(Given instruction): Search the records for "this". Copy every line where it appears.
--
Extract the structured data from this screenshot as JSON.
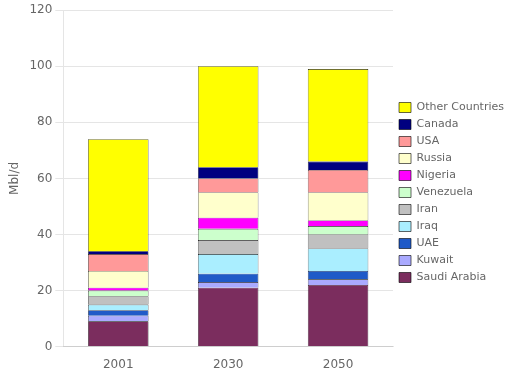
{
  "chart_data": {
    "type": "bar",
    "stacked": true,
    "categories": [
      "2001",
      "2030",
      "2050"
    ],
    "series": [
      {
        "name": "Saudi Arabia",
        "color": "#7B2D5E",
        "values": [
          9,
          21,
          22
        ]
      },
      {
        "name": "Kuwait",
        "color": "#AAAAFF",
        "values": [
          2,
          2,
          2
        ]
      },
      {
        "name": "UAE",
        "color": "#1F5AC8",
        "values": [
          2,
          3,
          3
        ]
      },
      {
        "name": "Iraq",
        "color": "#AAEEFF",
        "values": [
          2,
          7,
          8
        ]
      },
      {
        "name": "Iran",
        "color": "#C0C0C0",
        "values": [
          3,
          5,
          5
        ]
      },
      {
        "name": "Venezuela",
        "color": "#CCFFCC",
        "values": [
          2,
          4,
          3
        ]
      },
      {
        "name": "Nigeria",
        "color": "#FF00FF",
        "values": [
          1,
          4,
          2
        ]
      },
      {
        "name": "Russia",
        "color": "#FFFFCC",
        "values": [
          6,
          9,
          10
        ]
      },
      {
        "name": "USA",
        "color": "#FF9999",
        "values": [
          6,
          5,
          8
        ]
      },
      {
        "name": "Canada",
        "color": "#000080",
        "values": [
          1,
          4,
          3
        ]
      },
      {
        "name": "Other Countries",
        "color": "#FFFF00",
        "values": [
          40,
          36,
          33
        ]
      }
    ],
    "ylabel": "Mbl/d",
    "ylim": [
      0,
      120
    ],
    "yticks": [
      0,
      20,
      40,
      60,
      80,
      100,
      120
    ],
    "grid": true,
    "legend": "right"
  }
}
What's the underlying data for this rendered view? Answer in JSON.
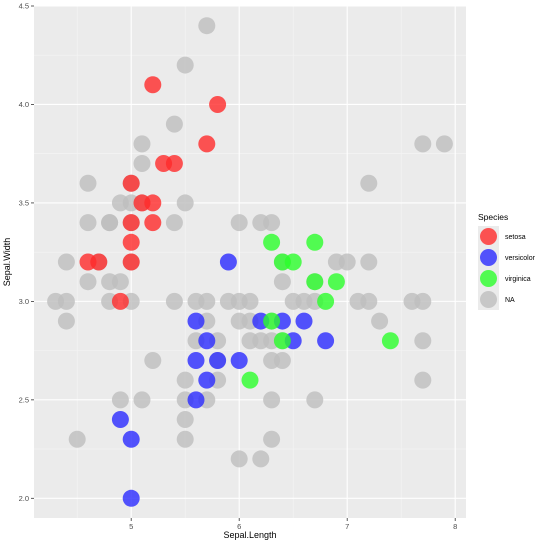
{
  "chart_data": {
    "type": "scatter",
    "xlabel": "Sepal.Length",
    "ylabel": "Sepal.Width",
    "xlim": [
      4.1,
      8.1
    ],
    "ylim": [
      1.9,
      4.5
    ],
    "x_ticks": [
      5,
      6,
      7,
      8
    ],
    "y_ticks": [
      2.0,
      2.5,
      3.0,
      3.5,
      4.0,
      4.5
    ],
    "x_tick_labels": [
      "5",
      "6",
      "7",
      "8"
    ],
    "y_tick_labels": [
      "2.0",
      "2.5",
      "3.0",
      "3.5",
      "4.0",
      "4.5"
    ],
    "grid": true,
    "background": "#ebebeb",
    "legend": {
      "title": "Species",
      "position": "right",
      "entries": [
        {
          "label": "setosa",
          "color": "#ff2a2a"
        },
        {
          "label": "versicolor",
          "color": "#2a2aff"
        },
        {
          "label": "virginica",
          "color": "#2aff2a"
        },
        {
          "label": "NA",
          "color": "#bebebe"
        }
      ]
    },
    "series": [
      {
        "name": "setosa",
        "color": "#ff2a2a",
        "points": [
          [
            5.2,
            4.1
          ],
          [
            5.8,
            4.0
          ],
          [
            5.7,
            3.8
          ],
          [
            5.3,
            3.7
          ],
          [
            5.4,
            3.7
          ],
          [
            5.0,
            3.6
          ],
          [
            5.1,
            3.5
          ],
          [
            5.2,
            3.5
          ],
          [
            5.0,
            3.4
          ],
          [
            5.2,
            3.4
          ],
          [
            5.0,
            3.3
          ],
          [
            4.6,
            3.2
          ],
          [
            4.7,
            3.2
          ],
          [
            5.0,
            3.2
          ],
          [
            4.9,
            3.0
          ]
        ]
      },
      {
        "name": "versicolor",
        "color": "#2a2aff",
        "points": [
          [
            5.9,
            3.2
          ],
          [
            6.2,
            2.9
          ],
          [
            6.4,
            2.9
          ],
          [
            6.6,
            2.9
          ],
          [
            5.6,
            2.9
          ],
          [
            6.5,
            2.8
          ],
          [
            6.8,
            2.8
          ],
          [
            5.7,
            2.8
          ],
          [
            5.6,
            2.7
          ],
          [
            5.8,
            2.7
          ],
          [
            6.0,
            2.7
          ],
          [
            5.7,
            2.6
          ],
          [
            5.6,
            2.5
          ],
          [
            4.9,
            2.4
          ],
          [
            5.0,
            2.3
          ],
          [
            5.0,
            2.0
          ]
        ]
      },
      {
        "name": "virginica",
        "color": "#2aff2a",
        "points": [
          [
            6.3,
            3.3
          ],
          [
            6.7,
            3.3
          ],
          [
            6.4,
            3.2
          ],
          [
            6.5,
            3.2
          ],
          [
            6.7,
            3.1
          ],
          [
            6.9,
            3.1
          ],
          [
            6.8,
            3.0
          ],
          [
            6.3,
            2.9
          ],
          [
            6.4,
            2.8
          ],
          [
            7.4,
            2.8
          ],
          [
            6.1,
            2.6
          ]
        ]
      },
      {
        "name": "NA",
        "color": "#bebebe",
        "points": [
          [
            5.7,
            4.4
          ],
          [
            5.5,
            4.2
          ],
          [
            5.4,
            3.9
          ],
          [
            5.1,
            3.8
          ],
          [
            5.1,
            3.7
          ],
          [
            7.7,
            3.8
          ],
          [
            7.9,
            3.8
          ],
          [
            4.6,
            3.6
          ],
          [
            5.0,
            3.6
          ],
          [
            7.2,
            3.6
          ],
          [
            4.9,
            3.5
          ],
          [
            5.0,
            3.5
          ],
          [
            5.1,
            3.5
          ],
          [
            5.5,
            3.5
          ],
          [
            4.6,
            3.4
          ],
          [
            4.8,
            3.4
          ],
          [
            4.8,
            3.4
          ],
          [
            5.0,
            3.4
          ],
          [
            5.4,
            3.4
          ],
          [
            6.0,
            3.4
          ],
          [
            6.2,
            3.4
          ],
          [
            6.3,
            3.4
          ],
          [
            4.7,
            3.2
          ],
          [
            4.4,
            3.2
          ],
          [
            5.0,
            3.2
          ],
          [
            6.4,
            3.2
          ],
          [
            6.9,
            3.2
          ],
          [
            7.0,
            3.2
          ],
          [
            7.2,
            3.2
          ],
          [
            4.6,
            3.1
          ],
          [
            4.8,
            3.1
          ],
          [
            4.9,
            3.1
          ],
          [
            6.4,
            3.1
          ],
          [
            6.7,
            3.1
          ],
          [
            4.3,
            3.0
          ],
          [
            4.4,
            3.0
          ],
          [
            4.8,
            3.0
          ],
          [
            5.0,
            3.0
          ],
          [
            5.4,
            3.0
          ],
          [
            5.6,
            3.0
          ],
          [
            5.7,
            3.0
          ],
          [
            5.9,
            3.0
          ],
          [
            6.0,
            3.0
          ],
          [
            6.1,
            3.0
          ],
          [
            6.5,
            3.0
          ],
          [
            6.6,
            3.0
          ],
          [
            6.7,
            3.0
          ],
          [
            7.1,
            3.0
          ],
          [
            7.2,
            3.0
          ],
          [
            7.6,
            3.0
          ],
          [
            7.7,
            3.0
          ],
          [
            4.4,
            2.9
          ],
          [
            5.7,
            2.9
          ],
          [
            6.0,
            2.9
          ],
          [
            6.1,
            2.9
          ],
          [
            6.3,
            2.9
          ],
          [
            7.3,
            2.9
          ],
          [
            5.6,
            2.8
          ],
          [
            5.8,
            2.8
          ],
          [
            6.1,
            2.8
          ],
          [
            6.2,
            2.8
          ],
          [
            6.3,
            2.8
          ],
          [
            6.4,
            2.8
          ],
          [
            7.7,
            2.8
          ],
          [
            5.8,
            2.7
          ],
          [
            6.3,
            2.7
          ],
          [
            6.4,
            2.7
          ],
          [
            5.2,
            2.7
          ],
          [
            5.5,
            2.6
          ],
          [
            5.8,
            2.6
          ],
          [
            7.7,
            2.6
          ],
          [
            4.9,
            2.5
          ],
          [
            5.1,
            2.5
          ],
          [
            5.5,
            2.5
          ],
          [
            5.7,
            2.5
          ],
          [
            6.3,
            2.5
          ],
          [
            6.7,
            2.5
          ],
          [
            5.5,
            2.4
          ],
          [
            4.5,
            2.3
          ],
          [
            5.5,
            2.3
          ],
          [
            6.3,
            2.3
          ],
          [
            6.0,
            2.2
          ],
          [
            6.2,
            2.2
          ]
        ]
      }
    ]
  }
}
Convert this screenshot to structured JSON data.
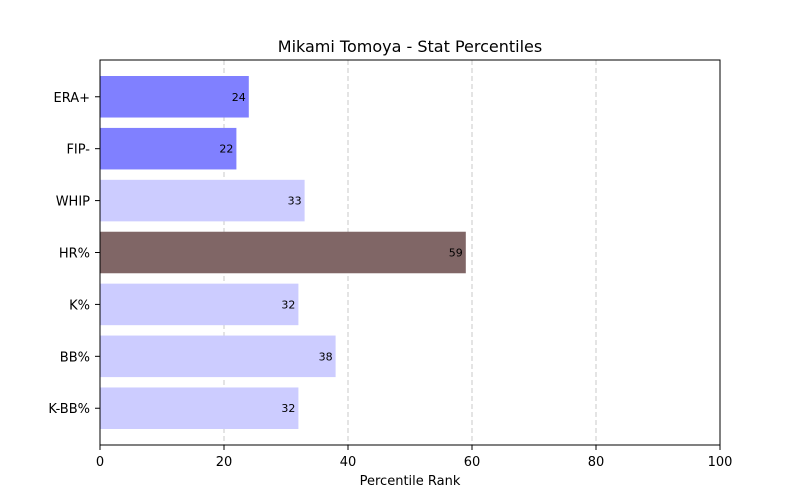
{
  "chart_data": {
    "type": "bar",
    "orientation": "horizontal",
    "title": "Mikami Tomoya - Stat Percentiles",
    "xlabel": "Percentile Rank",
    "ylabel": "",
    "xlim": [
      0,
      100
    ],
    "xticks": [
      "0",
      "20",
      "40",
      "60",
      "80",
      "100"
    ],
    "grid": "x, dashed",
    "categories": [
      "ERA+",
      "FIP-",
      "WHIP",
      "HR%",
      "K%",
      "BB%",
      "K-BB%"
    ],
    "values": [
      24,
      22,
      33,
      59,
      32,
      38,
      32
    ],
    "colors": [
      "#8080ff",
      "#8080ff",
      "#ccccff",
      "#806666",
      "#ccccff",
      "#ccccff",
      "#ccccff"
    ]
  }
}
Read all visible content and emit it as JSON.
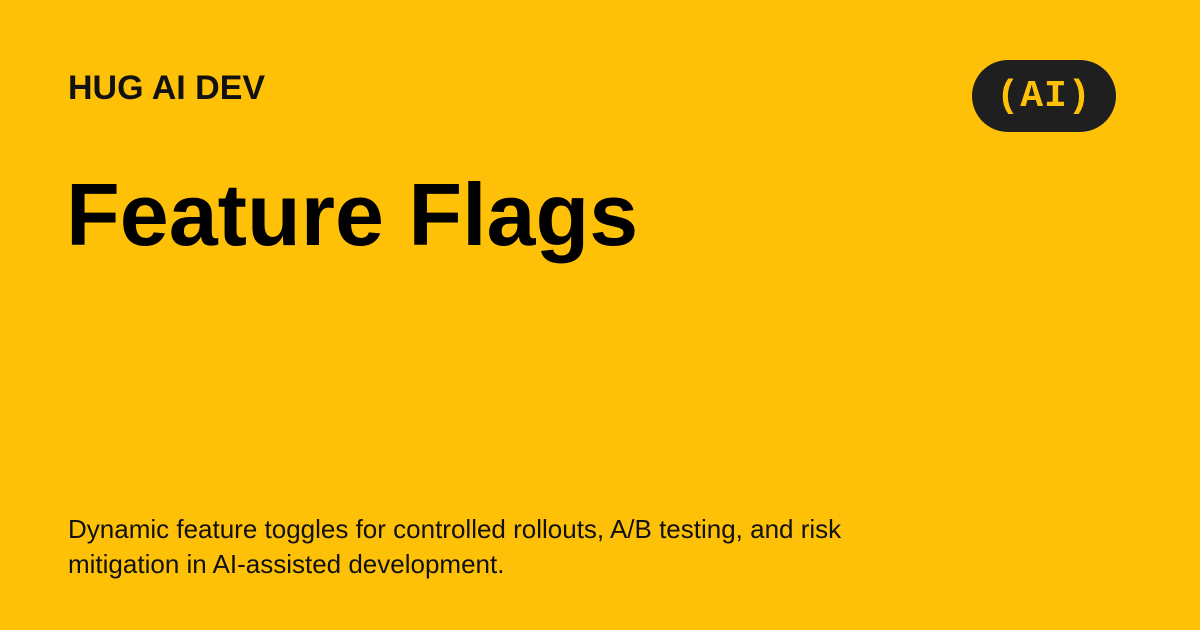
{
  "brand": {
    "name": "HUG AI DEV",
    "badge_text": "(AI)"
  },
  "page": {
    "title": "Feature Flags",
    "description": "Dynamic feature toggles for controlled rollouts, A/B testing, and risk mitigation in AI-assisted development."
  },
  "colors": {
    "background": "#FFC107",
    "text": "#111111",
    "badge_background": "#1F1F1F",
    "badge_text": "#FFC107"
  }
}
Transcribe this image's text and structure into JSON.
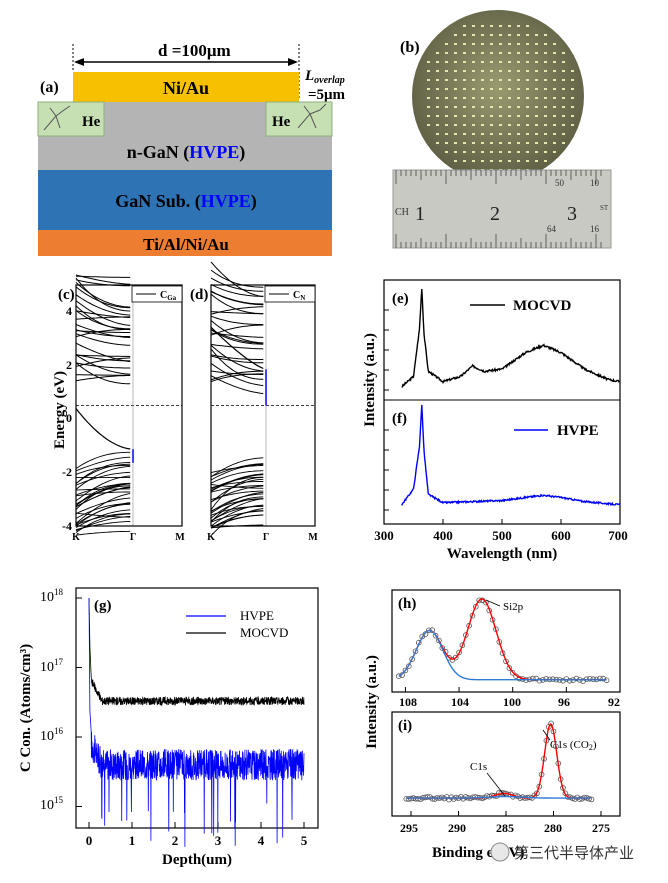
--
(Written response):
Extract the structured data from this screenshot as JSON.
What's the underlying data for this rendered view? Answer in JSON.
Convert this screenshot to structured JSON data.
Transcribe this image's text and structure into JSON.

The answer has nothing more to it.